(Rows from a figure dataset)
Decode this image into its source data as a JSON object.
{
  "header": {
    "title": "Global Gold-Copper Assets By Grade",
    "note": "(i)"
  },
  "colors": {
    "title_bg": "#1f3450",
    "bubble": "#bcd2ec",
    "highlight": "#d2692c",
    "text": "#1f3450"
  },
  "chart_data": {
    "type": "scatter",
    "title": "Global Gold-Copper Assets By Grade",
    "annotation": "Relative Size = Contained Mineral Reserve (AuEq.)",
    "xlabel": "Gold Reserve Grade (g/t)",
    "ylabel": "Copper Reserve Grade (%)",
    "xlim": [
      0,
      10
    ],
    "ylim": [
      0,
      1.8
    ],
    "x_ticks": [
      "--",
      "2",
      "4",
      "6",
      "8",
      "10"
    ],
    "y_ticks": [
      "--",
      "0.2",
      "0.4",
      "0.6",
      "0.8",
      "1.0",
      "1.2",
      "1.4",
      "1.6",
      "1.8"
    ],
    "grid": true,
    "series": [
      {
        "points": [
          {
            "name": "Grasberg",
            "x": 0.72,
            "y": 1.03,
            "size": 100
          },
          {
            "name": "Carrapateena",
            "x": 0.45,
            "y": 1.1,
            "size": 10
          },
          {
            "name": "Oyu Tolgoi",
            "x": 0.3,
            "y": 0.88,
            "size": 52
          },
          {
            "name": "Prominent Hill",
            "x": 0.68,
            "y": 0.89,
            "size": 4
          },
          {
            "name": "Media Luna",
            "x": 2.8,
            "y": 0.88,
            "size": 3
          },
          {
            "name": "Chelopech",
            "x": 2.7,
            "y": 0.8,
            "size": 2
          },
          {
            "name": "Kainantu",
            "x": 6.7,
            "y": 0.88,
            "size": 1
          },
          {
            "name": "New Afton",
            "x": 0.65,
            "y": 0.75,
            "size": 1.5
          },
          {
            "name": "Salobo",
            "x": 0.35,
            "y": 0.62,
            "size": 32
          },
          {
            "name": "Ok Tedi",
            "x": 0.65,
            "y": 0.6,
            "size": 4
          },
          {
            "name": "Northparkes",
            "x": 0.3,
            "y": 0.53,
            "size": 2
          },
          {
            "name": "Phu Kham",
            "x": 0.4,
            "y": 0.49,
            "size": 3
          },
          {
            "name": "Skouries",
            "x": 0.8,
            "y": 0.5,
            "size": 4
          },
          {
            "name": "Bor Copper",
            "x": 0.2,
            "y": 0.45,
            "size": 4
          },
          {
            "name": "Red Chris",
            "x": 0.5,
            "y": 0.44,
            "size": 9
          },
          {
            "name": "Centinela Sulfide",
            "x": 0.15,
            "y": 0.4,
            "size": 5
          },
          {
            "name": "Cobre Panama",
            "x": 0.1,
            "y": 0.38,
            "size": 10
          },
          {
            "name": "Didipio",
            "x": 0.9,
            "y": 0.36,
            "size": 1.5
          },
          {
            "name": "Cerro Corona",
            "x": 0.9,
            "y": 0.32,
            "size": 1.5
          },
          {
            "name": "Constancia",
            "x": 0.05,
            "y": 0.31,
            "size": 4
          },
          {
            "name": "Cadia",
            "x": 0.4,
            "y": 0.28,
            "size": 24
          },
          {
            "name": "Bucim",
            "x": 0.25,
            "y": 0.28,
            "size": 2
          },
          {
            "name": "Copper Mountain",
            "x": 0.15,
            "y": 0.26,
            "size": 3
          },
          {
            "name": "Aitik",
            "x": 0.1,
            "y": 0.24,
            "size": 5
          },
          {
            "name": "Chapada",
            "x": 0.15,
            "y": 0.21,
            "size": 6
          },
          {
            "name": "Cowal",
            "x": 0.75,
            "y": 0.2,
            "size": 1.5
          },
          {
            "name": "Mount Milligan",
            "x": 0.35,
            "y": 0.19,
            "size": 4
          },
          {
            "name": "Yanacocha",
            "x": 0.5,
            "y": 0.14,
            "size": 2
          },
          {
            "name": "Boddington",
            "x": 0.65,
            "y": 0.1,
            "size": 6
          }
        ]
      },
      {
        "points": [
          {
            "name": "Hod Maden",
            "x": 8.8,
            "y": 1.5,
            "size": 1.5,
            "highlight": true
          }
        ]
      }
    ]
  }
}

• AIM OF THE TASK: Repeat every entry exactly as written above.

• ANSWER TO THE EXERCISE:
Decode this image into its source data as a JSON object.
{
  "header": {
    "title": "Global Gold-Copper Assets By Grade",
    "note": "(i)"
  },
  "colors": {
    "title_bg": "#1f3450",
    "bubble": "#bcd2ec",
    "highlight": "#d2692c",
    "text": "#1f3450"
  },
  "chart_data": {
    "type": "scatter",
    "title": "Global Gold-Copper Assets By Grade",
    "annotation": "Relative Size = Contained Mineral Reserve (AuEq.)",
    "xlabel": "Gold Reserve Grade (g/t)",
    "ylabel": "Copper Reserve Grade (%)",
    "xlim": [
      0,
      10
    ],
    "ylim": [
      0,
      1.8
    ],
    "x_ticks": [
      "--",
      "2",
      "4",
      "6",
      "8",
      "10"
    ],
    "y_ticks": [
      "--",
      "0.2",
      "0.4",
      "0.6",
      "0.8",
      "1.0",
      "1.2",
      "1.4",
      "1.6",
      "1.8"
    ],
    "grid": true,
    "series": [
      {
        "points": [
          {
            "name": "Grasberg",
            "x": 0.72,
            "y": 1.03,
            "size": 100
          },
          {
            "name": "Carrapateena",
            "x": 0.45,
            "y": 1.1,
            "size": 10
          },
          {
            "name": "Oyu Tolgoi",
            "x": 0.3,
            "y": 0.88,
            "size": 52
          },
          {
            "name": "Prominent Hill",
            "x": 0.68,
            "y": 0.89,
            "size": 4
          },
          {
            "name": "Media Luna",
            "x": 2.8,
            "y": 0.88,
            "size": 3
          },
          {
            "name": "Chelopech",
            "x": 2.7,
            "y": 0.8,
            "size": 2
          },
          {
            "name": "Kainantu",
            "x": 6.7,
            "y": 0.88,
            "size": 1
          },
          {
            "name": "New Afton",
            "x": 0.65,
            "y": 0.75,
            "size": 1.5
          },
          {
            "name": "Salobo",
            "x": 0.35,
            "y": 0.62,
            "size": 32
          },
          {
            "name": "Ok Tedi",
            "x": 0.65,
            "y": 0.6,
            "size": 4
          },
          {
            "name": "Northparkes",
            "x": 0.3,
            "y": 0.53,
            "size": 2
          },
          {
            "name": "Phu Kham",
            "x": 0.4,
            "y": 0.49,
            "size": 3
          },
          {
            "name": "Skouries",
            "x": 0.8,
            "y": 0.5,
            "size": 4
          },
          {
            "name": "Bor Copper",
            "x": 0.2,
            "y": 0.45,
            "size": 4
          },
          {
            "name": "Red Chris",
            "x": 0.5,
            "y": 0.44,
            "size": 9
          },
          {
            "name": "Centinela Sulfide",
            "x": 0.15,
            "y": 0.4,
            "size": 5
          },
          {
            "name": "Cobre Panama",
            "x": 0.1,
            "y": 0.38,
            "size": 10
          },
          {
            "name": "Didipio",
            "x": 0.9,
            "y": 0.36,
            "size": 1.5
          },
          {
            "name": "Cerro Corona",
            "x": 0.9,
            "y": 0.32,
            "size": 1.5
          },
          {
            "name": "Constancia",
            "x": 0.05,
            "y": 0.31,
            "size": 4
          },
          {
            "name": "Cadia",
            "x": 0.4,
            "y": 0.28,
            "size": 24
          },
          {
            "name": "Bucim",
            "x": 0.25,
            "y": 0.28,
            "size": 2
          },
          {
            "name": "Copper Mountain",
            "x": 0.15,
            "y": 0.26,
            "size": 3
          },
          {
            "name": "Aitik",
            "x": 0.1,
            "y": 0.24,
            "size": 5
          },
          {
            "name": "Chapada",
            "x": 0.15,
            "y": 0.21,
            "size": 6
          },
          {
            "name": "Cowal",
            "x": 0.75,
            "y": 0.2,
            "size": 1.5
          },
          {
            "name": "Mount Milligan",
            "x": 0.35,
            "y": 0.19,
            "size": 4
          },
          {
            "name": "Yanacocha",
            "x": 0.5,
            "y": 0.14,
            "size": 2
          },
          {
            "name": "Boddington",
            "x": 0.65,
            "y": 0.1,
            "size": 6
          }
        ]
      },
      {
        "points": [
          {
            "name": "Hod Maden",
            "x": 8.8,
            "y": 1.5,
            "size": 1.5,
            "highlight": true
          }
        ]
      }
    ]
  }
}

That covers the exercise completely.